**EXERCISE DIRECTIONS**
Quote every line below exactly and skip any picture.
━━━━━━━━━━━━━━━━━━━━
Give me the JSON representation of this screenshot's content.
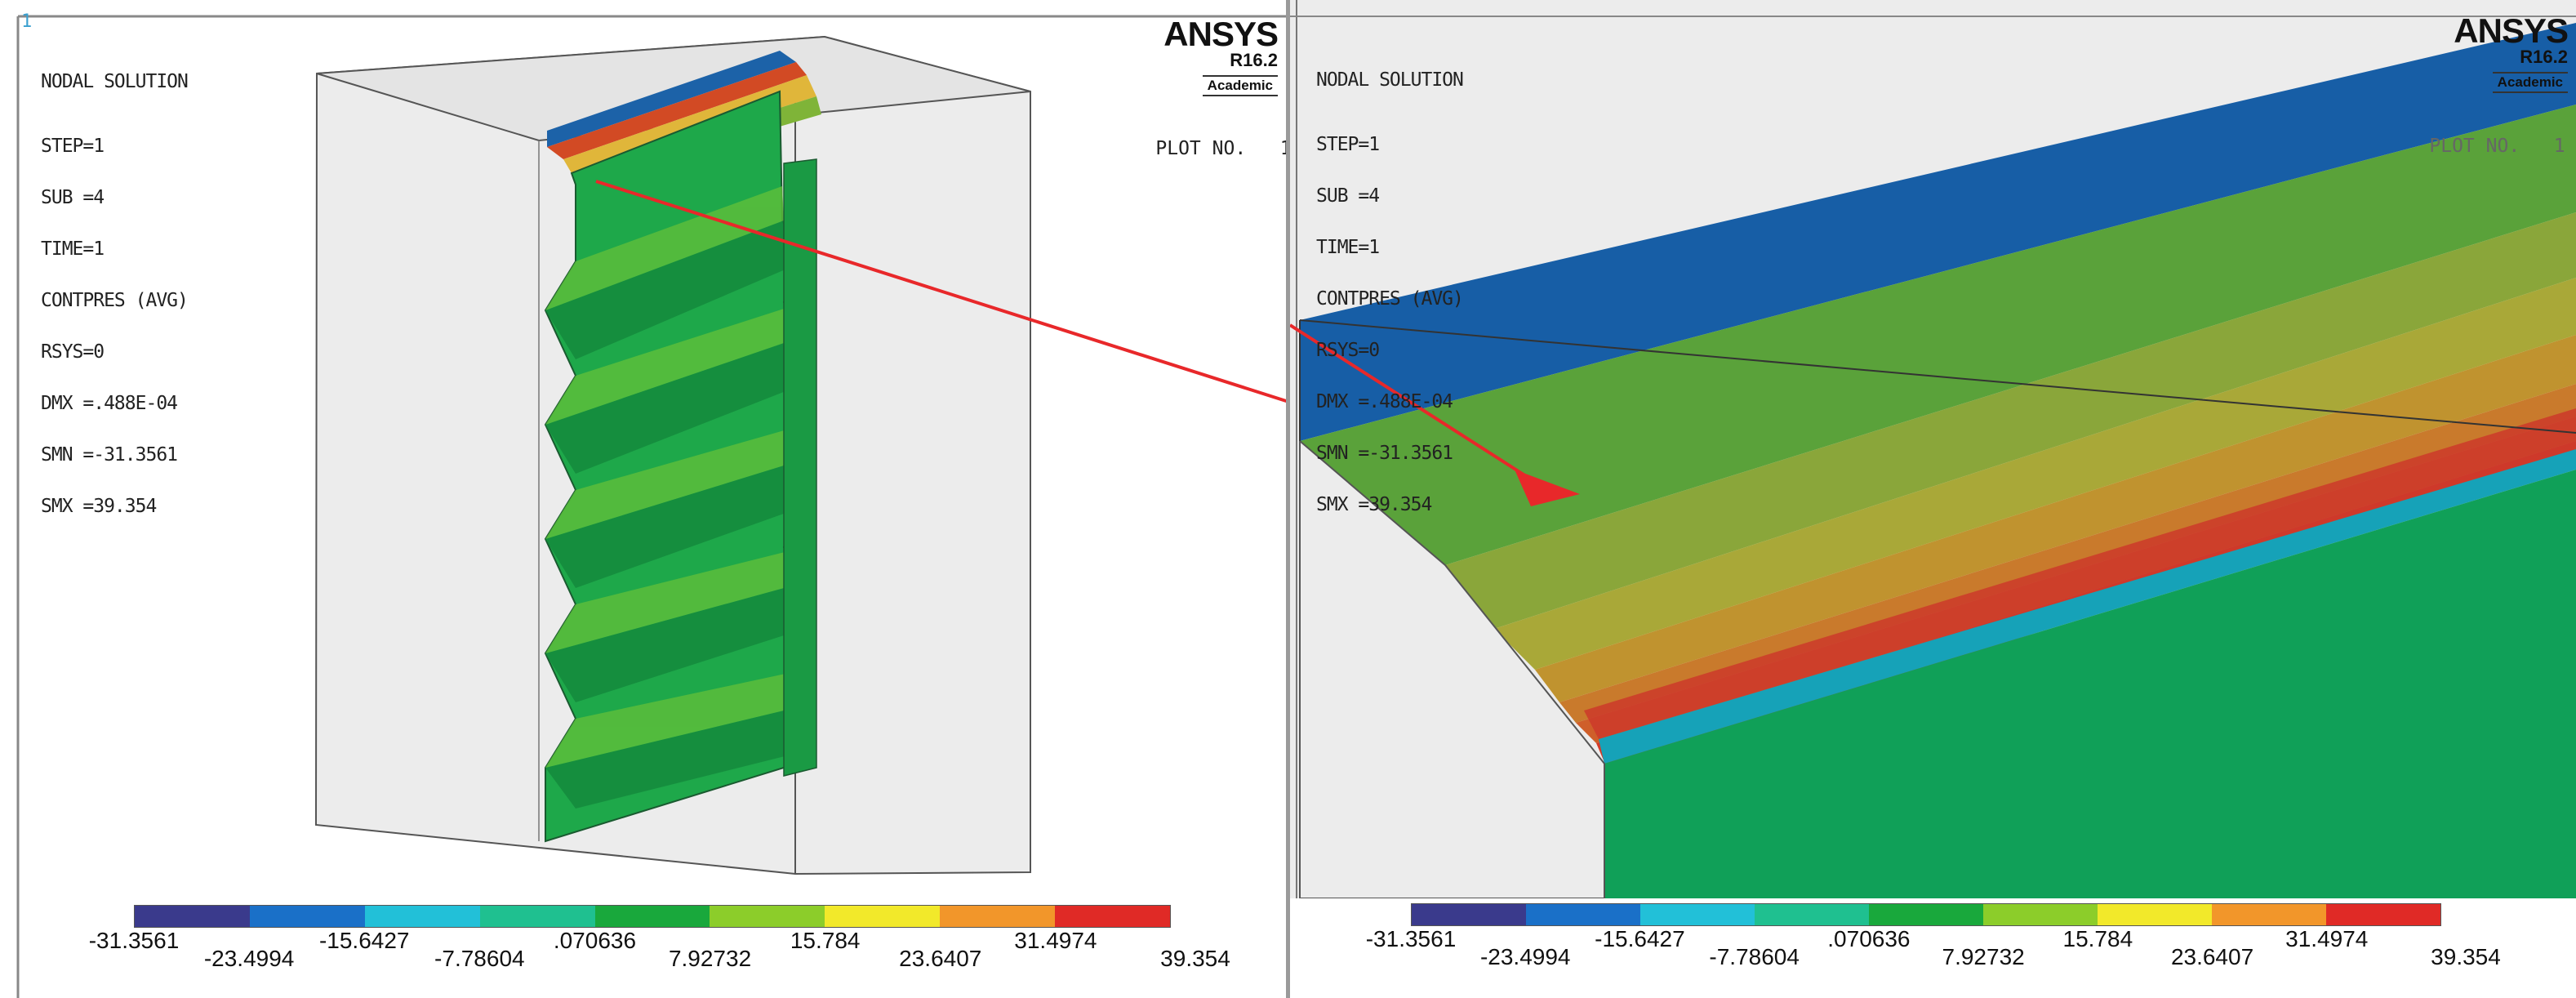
{
  "software": {
    "name": "ANSYS",
    "version": "R16.2",
    "edition": "Academic"
  },
  "window_number": "1",
  "plot_label": "PLOT NO.",
  "plot_number": "1",
  "info_lines": [
    "NODAL SOLUTION",
    "STEP=1",
    "SUB =4",
    "TIME=1",
    "CONTPRES (AVG)",
    "RSYS=0",
    "DMX =.488E-04",
    "SMN =-31.3561",
    "SMX =39.354"
  ],
  "legend": {
    "values": [
      "-31.3561",
      "-23.4994",
      "-15.6427",
      "-7.78604",
      ".070636",
      "7.92732",
      "15.784",
      "23.6407",
      "31.4974",
      "39.354"
    ],
    "colors": [
      "#3a3a8c",
      "#1a70c8",
      "#22c0d8",
      "#1fc090",
      "#19a83c",
      "#8ccd2a",
      "#f2e92a",
      "#f2962a",
      "#e02a26"
    ]
  },
  "colors": {
    "arrow": "#e8282a",
    "box_face": "#ececec",
    "outline": "#555555"
  }
}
━━━━━━━━━━━━━━━━━━━━
**EXERCISE OUTPUT**
Give me the JSON representation of this screenshot's content.
{
  "software": {
    "name": "ANSYS",
    "version": "R16.2",
    "edition": "Academic"
  },
  "window_number": "1",
  "plot_label": "PLOT NO.",
  "plot_number": "1",
  "info_lines": [
    "NODAL SOLUTION",
    "STEP=1",
    "SUB =4",
    "TIME=1",
    "CONTPRES (AVG)",
    "RSYS=0",
    "DMX =.488E-04",
    "SMN =-31.3561",
    "SMX =39.354"
  ],
  "legend": {
    "values": [
      "-31.3561",
      "-23.4994",
      "-15.6427",
      "-7.78604",
      ".070636",
      "7.92732",
      "15.784",
      "23.6407",
      "31.4974",
      "39.354"
    ],
    "colors": [
      "#3a3a8c",
      "#1a70c8",
      "#22c0d8",
      "#1fc090",
      "#19a83c",
      "#8ccd2a",
      "#f2e92a",
      "#f2962a",
      "#e02a26"
    ]
  },
  "colors": {
    "arrow": "#e8282a",
    "box_face": "#ececec",
    "outline": "#555555"
  }
}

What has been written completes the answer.